Task requirements: In the entries below, identify every line with the string "JSON" and copy it.

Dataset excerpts

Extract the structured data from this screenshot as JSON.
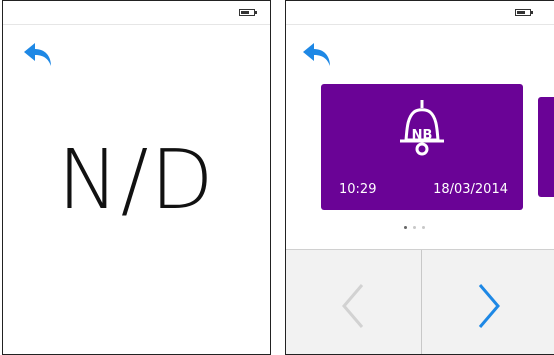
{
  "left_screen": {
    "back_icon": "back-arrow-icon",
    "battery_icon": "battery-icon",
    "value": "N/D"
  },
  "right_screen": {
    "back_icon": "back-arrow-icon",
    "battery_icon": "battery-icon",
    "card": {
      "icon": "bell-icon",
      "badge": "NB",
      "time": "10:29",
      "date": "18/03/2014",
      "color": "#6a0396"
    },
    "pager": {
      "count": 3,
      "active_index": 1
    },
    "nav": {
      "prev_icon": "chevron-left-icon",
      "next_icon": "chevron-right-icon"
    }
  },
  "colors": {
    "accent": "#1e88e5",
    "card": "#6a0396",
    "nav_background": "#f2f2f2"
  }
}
---
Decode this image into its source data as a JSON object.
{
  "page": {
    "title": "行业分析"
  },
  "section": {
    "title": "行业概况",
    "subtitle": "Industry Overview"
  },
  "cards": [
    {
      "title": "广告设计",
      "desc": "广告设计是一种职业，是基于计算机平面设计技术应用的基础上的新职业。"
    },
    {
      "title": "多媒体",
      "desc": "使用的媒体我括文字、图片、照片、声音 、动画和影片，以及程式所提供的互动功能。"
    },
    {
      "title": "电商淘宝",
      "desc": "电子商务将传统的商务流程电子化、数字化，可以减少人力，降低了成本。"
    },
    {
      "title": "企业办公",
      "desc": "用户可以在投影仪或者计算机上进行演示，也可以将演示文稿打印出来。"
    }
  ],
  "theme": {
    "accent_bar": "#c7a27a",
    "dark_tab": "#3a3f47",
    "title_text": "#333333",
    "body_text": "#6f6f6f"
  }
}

Expected output:
Extract the structured data from this screenshot as JSON.
Decode this image into its source data as a JSON object.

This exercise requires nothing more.